_Vorliegender Text_.
Die Behörden in Wowtschansk berichteten von heftigen Straßenkämpfen. "Wir sind hier, evakuieren die Menschen und helfen ihnen", erklärte der örtliche Polizeichef in Onlinemedien. Die Situation in der Stadt nahe der Grenze zu Russland sei "extrem schwierig".
Nach Angaben des ukrainischen Innenministeriums wurden in der Region Charkiw innerhalb eines Tages drei Zivilisten durch russischen Beschuss getötet; die Polizei meldete zudem fünf Verletzte. Zum Schutz der Zivilbevölkerung wurden laut ukrainischen Rettungskräften 8000 Menschen aus der Region evakuiert, darunter vor allem Frauen, Kinder und ältere Menschen.
Russland hatte Ende vergangener Woche eine Offensive in der Region Charkiw gestartet. Am Mittwoch meldete das Verteidigungsministerium in Moskau die Einnahme von zwei weiteren Ortschaften in der Region: Die russischen Streitkräfte hätten die Dörfer Hlyboke und Lukjanzi "befreit" und seien tief in die feindlichen Verteidigungslinien vorgedrungen, hieß es in einer Erklärung der russischen Armee.
Zudem meldete Russland die Einnahme des völlig zerstörten Dorfes Robotyne in der Region Saporischschja im Süden der Ukraine. Die Ortschaft war im vergangenen August nach heftigen Kämpfen von den ukrainischen Truppen zurückerobert worden. Die Ukraine hatte dies als Erfolg ihrer Gegenoffensive gefeiert.

_Bereitgestellte Datensätze_.
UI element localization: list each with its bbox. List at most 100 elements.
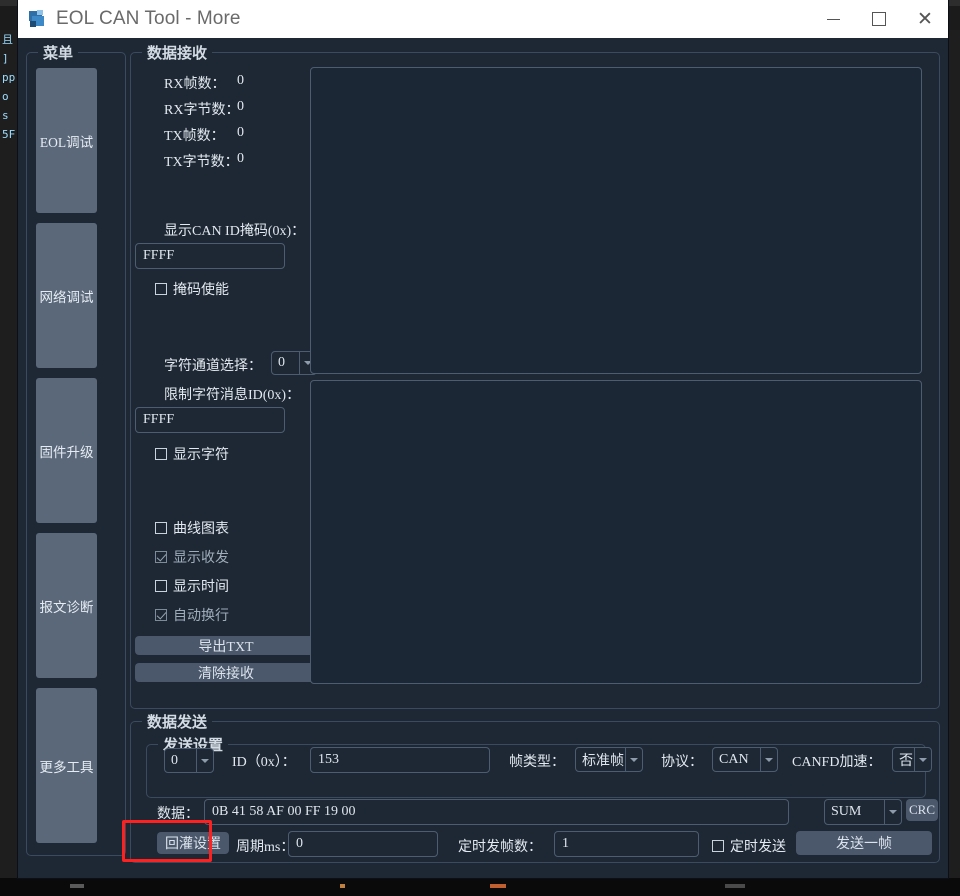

==

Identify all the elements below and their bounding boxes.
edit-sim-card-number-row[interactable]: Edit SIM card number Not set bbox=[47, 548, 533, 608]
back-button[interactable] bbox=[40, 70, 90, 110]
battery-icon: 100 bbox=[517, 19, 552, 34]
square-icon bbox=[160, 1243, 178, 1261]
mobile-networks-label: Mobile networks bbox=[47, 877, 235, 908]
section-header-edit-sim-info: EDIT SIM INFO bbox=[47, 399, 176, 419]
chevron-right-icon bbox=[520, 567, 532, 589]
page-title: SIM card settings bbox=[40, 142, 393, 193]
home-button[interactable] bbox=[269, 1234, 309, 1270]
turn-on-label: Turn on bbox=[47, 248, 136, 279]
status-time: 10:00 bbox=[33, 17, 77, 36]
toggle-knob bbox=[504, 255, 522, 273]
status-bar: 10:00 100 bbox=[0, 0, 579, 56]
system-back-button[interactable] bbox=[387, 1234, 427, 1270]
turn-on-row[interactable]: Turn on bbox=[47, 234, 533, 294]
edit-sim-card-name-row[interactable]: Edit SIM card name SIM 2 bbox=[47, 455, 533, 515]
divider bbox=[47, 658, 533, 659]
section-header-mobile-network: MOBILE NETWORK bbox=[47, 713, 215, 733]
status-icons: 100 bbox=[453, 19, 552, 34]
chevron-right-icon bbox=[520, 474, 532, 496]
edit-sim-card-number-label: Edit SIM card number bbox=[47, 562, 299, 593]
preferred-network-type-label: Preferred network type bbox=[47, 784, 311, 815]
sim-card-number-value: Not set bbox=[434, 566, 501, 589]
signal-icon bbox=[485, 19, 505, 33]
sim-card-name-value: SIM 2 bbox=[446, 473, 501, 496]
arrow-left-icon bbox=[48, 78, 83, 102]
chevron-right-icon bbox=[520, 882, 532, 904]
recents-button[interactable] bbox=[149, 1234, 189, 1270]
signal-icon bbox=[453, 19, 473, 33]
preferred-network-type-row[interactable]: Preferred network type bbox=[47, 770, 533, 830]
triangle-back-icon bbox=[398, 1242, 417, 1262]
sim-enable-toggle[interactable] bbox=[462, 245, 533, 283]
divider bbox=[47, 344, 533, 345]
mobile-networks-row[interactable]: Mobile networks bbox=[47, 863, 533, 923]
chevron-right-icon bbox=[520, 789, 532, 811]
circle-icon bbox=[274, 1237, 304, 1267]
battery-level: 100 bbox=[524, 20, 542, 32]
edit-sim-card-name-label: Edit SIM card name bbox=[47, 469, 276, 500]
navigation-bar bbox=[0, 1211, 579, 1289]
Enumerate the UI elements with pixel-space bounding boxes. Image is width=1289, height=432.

_Aufgaben_.
**A.** Aktualisiere den Bericht über die Kämpfe in der Ukraine von „Russland hatte Ende“ bis einschließlich „ihrer Gegenoffensive gefeiert.“ und setze dabei „Rabotino“ an die Stelle von „Robotyne“.
**B.** Setze bitte den Bericht über die Kämpfe in der Ukraine nach seinem letzten Satz fort.

_Lösungen je Aufgabe_.
**A.**
Russland hatte Ende vergangener Woche eine Offensive in der Region Charkiw gestartet. Am Mittwoch meldete das Verteidigungsministerium in Moskau die Einnahme von zwei weiteren Ortschaften in der Region: Die russischen Streitkräfte hätten die Dörfer Hlyboke und Lukjanzi "befreit" und seien tief in die feindlichen Verteidigungslinien vorgedrungen, hieß es in einer Erklärung der russischen Armee.
Zudem meldete Russland die Einnahme des völlig zerstörten Dorfes Rabotino in der Region Saporischschja im Süden der Ukraine. Die Ortschaft war im vergangenen August nach heftigen Kämpfen von den ukrainischen Truppen zurückerobert worden. Die Ukraine hatte dies als Erfolg ihrer Gegenoffensive gefeiert.

**B.**
Ein Sprecher des ukrainischen Präsidenten kündigte auf Facebook an, zusätzliche Truppen würden als Verstärkung in die Region Charkiw geschickt. "Zusätzliche Kräfte werden eingesetzt, Reserven sind vorhanden", hieß es. Der ukrainische Generalstab erklärte, die Lage in der Region sei "nach wie vor schwierig". Die Armee werde es jedoch "den russischen Besatzern nicht erlauben, Fuß zu fassen".
Ukrainischen Angaben zufolge hat Russland 30.000 Soldaten in die Region entsandt. Die Millionenstadt Charkiw sei durch die Offensive aber nicht bedroht, hieß es.
Nach Einschätzung von Militärexperten könnte Moskau die Ukraine mit der Offensive in der Region Charkiw zwingen wollen, Truppen aus anderen Gebieten abzuziehen, etwas aus der strategisch wichtigen Stadt Tschassiw Jar in der östlichen Region Donezk. Auch dort rücken die russischen Streitkräfte weiter vor.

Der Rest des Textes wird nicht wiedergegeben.